What is needed:
Write out each line of the material again, word for word.

Data to process:

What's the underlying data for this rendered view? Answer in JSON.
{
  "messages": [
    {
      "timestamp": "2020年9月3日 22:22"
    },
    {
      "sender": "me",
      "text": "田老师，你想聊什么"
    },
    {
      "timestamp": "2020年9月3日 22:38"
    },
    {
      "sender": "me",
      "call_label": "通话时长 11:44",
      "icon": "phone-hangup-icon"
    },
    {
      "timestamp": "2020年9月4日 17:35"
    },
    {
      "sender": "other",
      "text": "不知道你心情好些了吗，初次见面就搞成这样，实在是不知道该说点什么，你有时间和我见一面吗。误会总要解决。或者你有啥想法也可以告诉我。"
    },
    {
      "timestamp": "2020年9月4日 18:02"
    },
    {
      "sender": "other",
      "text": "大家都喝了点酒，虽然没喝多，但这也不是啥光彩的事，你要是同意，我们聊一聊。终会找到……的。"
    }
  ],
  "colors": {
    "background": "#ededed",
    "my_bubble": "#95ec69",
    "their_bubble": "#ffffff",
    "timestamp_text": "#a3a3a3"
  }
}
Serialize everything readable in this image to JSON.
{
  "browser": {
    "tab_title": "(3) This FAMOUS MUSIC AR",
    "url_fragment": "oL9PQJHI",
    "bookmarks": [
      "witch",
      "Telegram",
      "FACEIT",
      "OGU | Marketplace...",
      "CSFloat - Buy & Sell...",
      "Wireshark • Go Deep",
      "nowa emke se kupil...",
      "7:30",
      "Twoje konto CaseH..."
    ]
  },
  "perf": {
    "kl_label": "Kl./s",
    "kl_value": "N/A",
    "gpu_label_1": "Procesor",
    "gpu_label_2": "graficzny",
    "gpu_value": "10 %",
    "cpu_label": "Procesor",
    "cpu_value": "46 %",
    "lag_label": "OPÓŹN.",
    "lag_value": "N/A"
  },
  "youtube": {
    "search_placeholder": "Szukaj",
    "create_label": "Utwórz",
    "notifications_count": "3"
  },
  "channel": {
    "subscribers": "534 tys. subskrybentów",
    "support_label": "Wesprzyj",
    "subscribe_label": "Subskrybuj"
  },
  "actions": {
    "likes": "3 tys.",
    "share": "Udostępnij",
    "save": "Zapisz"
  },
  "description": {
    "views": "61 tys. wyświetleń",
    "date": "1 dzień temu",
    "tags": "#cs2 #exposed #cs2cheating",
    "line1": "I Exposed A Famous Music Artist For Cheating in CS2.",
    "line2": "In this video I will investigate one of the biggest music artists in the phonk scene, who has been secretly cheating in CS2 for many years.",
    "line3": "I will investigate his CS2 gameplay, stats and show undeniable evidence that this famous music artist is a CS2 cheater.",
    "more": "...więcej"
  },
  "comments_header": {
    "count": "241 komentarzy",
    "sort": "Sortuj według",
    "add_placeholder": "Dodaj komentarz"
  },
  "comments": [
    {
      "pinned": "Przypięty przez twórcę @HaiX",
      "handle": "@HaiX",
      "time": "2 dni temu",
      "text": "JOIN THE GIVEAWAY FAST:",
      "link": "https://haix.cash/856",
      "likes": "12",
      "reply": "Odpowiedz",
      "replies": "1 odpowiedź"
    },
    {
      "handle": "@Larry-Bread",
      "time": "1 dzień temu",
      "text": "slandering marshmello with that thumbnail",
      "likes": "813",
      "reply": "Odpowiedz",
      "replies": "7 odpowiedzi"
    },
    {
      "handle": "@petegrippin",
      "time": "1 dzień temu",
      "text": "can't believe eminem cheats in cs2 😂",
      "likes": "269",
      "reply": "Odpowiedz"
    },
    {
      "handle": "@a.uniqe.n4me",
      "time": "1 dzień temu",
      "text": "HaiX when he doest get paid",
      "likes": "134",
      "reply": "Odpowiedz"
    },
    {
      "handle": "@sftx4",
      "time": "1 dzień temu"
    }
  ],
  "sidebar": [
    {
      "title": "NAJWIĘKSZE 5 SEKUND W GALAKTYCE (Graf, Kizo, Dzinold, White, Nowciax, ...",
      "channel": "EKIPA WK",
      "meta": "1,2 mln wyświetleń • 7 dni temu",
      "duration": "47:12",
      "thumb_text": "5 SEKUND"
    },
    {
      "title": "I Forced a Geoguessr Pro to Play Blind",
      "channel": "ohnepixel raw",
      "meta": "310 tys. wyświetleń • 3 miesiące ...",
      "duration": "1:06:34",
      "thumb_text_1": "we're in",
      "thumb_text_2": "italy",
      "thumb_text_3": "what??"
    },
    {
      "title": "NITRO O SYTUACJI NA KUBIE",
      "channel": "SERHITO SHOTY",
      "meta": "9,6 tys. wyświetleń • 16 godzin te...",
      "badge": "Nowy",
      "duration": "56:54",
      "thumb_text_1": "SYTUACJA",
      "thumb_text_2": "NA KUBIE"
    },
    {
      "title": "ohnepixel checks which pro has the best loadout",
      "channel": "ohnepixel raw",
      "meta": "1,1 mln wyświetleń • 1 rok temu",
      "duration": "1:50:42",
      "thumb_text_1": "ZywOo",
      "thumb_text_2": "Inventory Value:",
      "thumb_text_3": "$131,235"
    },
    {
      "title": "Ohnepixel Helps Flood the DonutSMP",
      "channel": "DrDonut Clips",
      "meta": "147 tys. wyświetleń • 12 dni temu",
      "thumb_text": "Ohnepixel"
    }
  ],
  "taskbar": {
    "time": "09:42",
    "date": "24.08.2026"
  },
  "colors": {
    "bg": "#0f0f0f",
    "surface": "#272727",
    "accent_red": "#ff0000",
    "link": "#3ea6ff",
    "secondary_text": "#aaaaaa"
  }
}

Reply:
What's the underlying data for this rendered view? Answer in JSON.
{
  "messages": [
    {
      "timestamp": "2020年9月3日 22:22"
    },
    {
      "sender": "me",
      "text": "田老师，你想聊什么"
    },
    {
      "timestamp": "2020年9月3日 22:38"
    },
    {
      "sender": "me",
      "call_label": "通话时长 11:44",
      "icon": "phone-hangup-icon"
    },
    {
      "timestamp": "2020年9月4日 17:35"
    },
    {
      "sender": "other",
      "text": "不知道你心情好些了吗，初次见面就搞成这样，实在是不知道该说点什么，你有时间和我见一面吗。误会总要解决。或者你有啥想法也可以告诉我。"
    },
    {
      "timestamp": "2020年9月4日 18:02"
    },
    {
      "sender": "other",
      "text": "大家都喝了点酒，虽然没喝多，但这也不是啥光彩的事，你要是同意，我们聊一聊。终会找到……的。"
    }
  ],
  "colors": {
    "background": "#ededed",
    "my_bubble": "#95ec69",
    "their_bubble": "#ffffff",
    "timestamp_text": "#a3a3a3"
  }
}
Serialize everything readable in this image to JSON.
{
  "browser": {
    "tab_title": "(3) This FAMOUS MUSIC AR",
    "url_fragment": "oL9PQJHI",
    "bookmarks": [
      "witch",
      "Telegram",
      "FACEIT",
      "OGU | Marketplace...",
      "CSFloat - Buy & Sell...",
      "Wireshark • Go Deep",
      "nowa emke se kupil...",
      "7:30",
      "Twoje konto CaseH..."
    ]
  },
  "perf": {
    "kl_label": "Kl./s",
    "kl_value": "N/A",
    "gpu_label_1": "Procesor",
    "gpu_label_2": "graficzny",
    "gpu_value": "10 %",
    "cpu_label": "Procesor",
    "cpu_value": "46 %",
    "lag_label": "OPÓŹN.",
    "lag_value": "N/A"
  },
  "youtube": {
    "search_placeholder": "Szukaj",
    "create_label": "Utwórz",
    "notifications_count": "3"
  },
  "channel": {
    "subscribers": "534 tys. subskrybentów",
    "support_label": "Wesprzyj",
    "subscribe_label": "Subskrybuj"
  },
  "actions": {
    "likes": "3 tys.",
    "share": "Udostępnij",
    "save": "Zapisz"
  },
  "description": {
    "views": "61 tys. wyświetleń",
    "date": "1 dzień temu",
    "tags": "#cs2 #exposed #cs2cheating",
    "line1": "I Exposed A Famous Music Artist For Cheating in CS2.",
    "line2": "In this video I will investigate one of the biggest music artists in the phonk scene, who has been secretly cheating in CS2 for many years.",
    "line3": "I will investigate his CS2 gameplay, stats and show undeniable evidence that this famous music artist is a CS2 cheater.",
    "more": "...więcej"
  },
  "comments_header": {
    "count": "241 komentarzy",
    "sort": "Sortuj według",
    "add_placeholder": "Dodaj komentarz"
  },
  "comments": [
    {
      "pinned": "Przypięty przez twórcę @HaiX",
      "handle": "@HaiX",
      "time": "2 dni temu",
      "text": "JOIN THE GIVEAWAY FAST:",
      "link": "https://haix.cash/856",
      "likes": "12",
      "reply": "Odpowiedz",
      "replies": "1 odpowiedź"
    },
    {
      "handle": "@Larry-Bread",
      "time": "1 dzień temu",
      "text": "slandering marshmello with that thumbnail",
      "likes": "813",
      "reply": "Odpowiedz",
      "replies": "7 odpowiedzi"
    },
    {
      "handle": "@petegrippin",
      "time": "1 dzień temu",
      "text": "can't believe eminem cheats in cs2 😂",
      "likes": "269",
      "reply": "Odpowiedz"
    },
    {
      "handle": "@a.uniqe.n4me",
      "time": "1 dzień temu",
      "text": "HaiX when he doest get paid",
      "likes": "134",
      "reply": "Odpowiedz"
    },
    {
      "handle": "@sftx4",
      "time": "1 dzień temu"
    }
  ],
  "sidebar": [
    {
      "title": "NAJWIĘKSZE 5 SEKUND W GALAKTYCE (Graf, Kizo, Dzinold, White, Nowciax, ...",
      "channel": "EKIPA WK",
      "meta": "1,2 mln wyświetleń • 7 dni temu",
      "duration": "47:12",
      "thumb_text": "5 SEKUND"
    },
    {
      "title": "I Forced a Geoguessr Pro to Play Blind",
      "channel": "ohnepixel raw",
      "meta": "310 tys. wyświetleń • 3 miesiące ...",
      "duration": "1:06:34",
      "thumb_text_1": "we're in",
      "thumb_text_2": "italy",
      "thumb_text_3": "what??"
    },
    {
      "title": "NITRO O SYTUACJI NA KUBIE",
      "channel": "SERHITO SHOTY",
      "meta": "9,6 tys. wyświetleń • 16 godzin te...",
      "badge": "Nowy",
      "duration": "56:54",
      "thumb_text_1": "SYTUACJA",
      "thumb_text_2": "NA KUBIE"
    },
    {
      "title": "ohnepixel checks which pro has the best loadout",
      "channel": "ohnepixel raw",
      "meta": "1,1 mln wyświetleń • 1 rok temu",
      "duration": "1:50:42",
      "thumb_text_1": "ZywOo",
      "thumb_text_2": "Inventory Value:",
      "thumb_text_3": "$131,235"
    },
    {
      "title": "Ohnepixel Helps Flood the DonutSMP",
      "channel": "DrDonut Clips",
      "meta": "147 tys. wyświetleń • 12 dni temu",
      "thumb_text": "Ohnepixel"
    }
  ],
  "taskbar": {
    "time": "09:42",
    "date": "24.08.2026"
  },
  "colors": {
    "bg": "#0f0f0f",
    "surface": "#272727",
    "accent_red": "#ff0000",
    "link": "#3ea6ff",
    "secondary_text": "#aaaaaa"
  }
}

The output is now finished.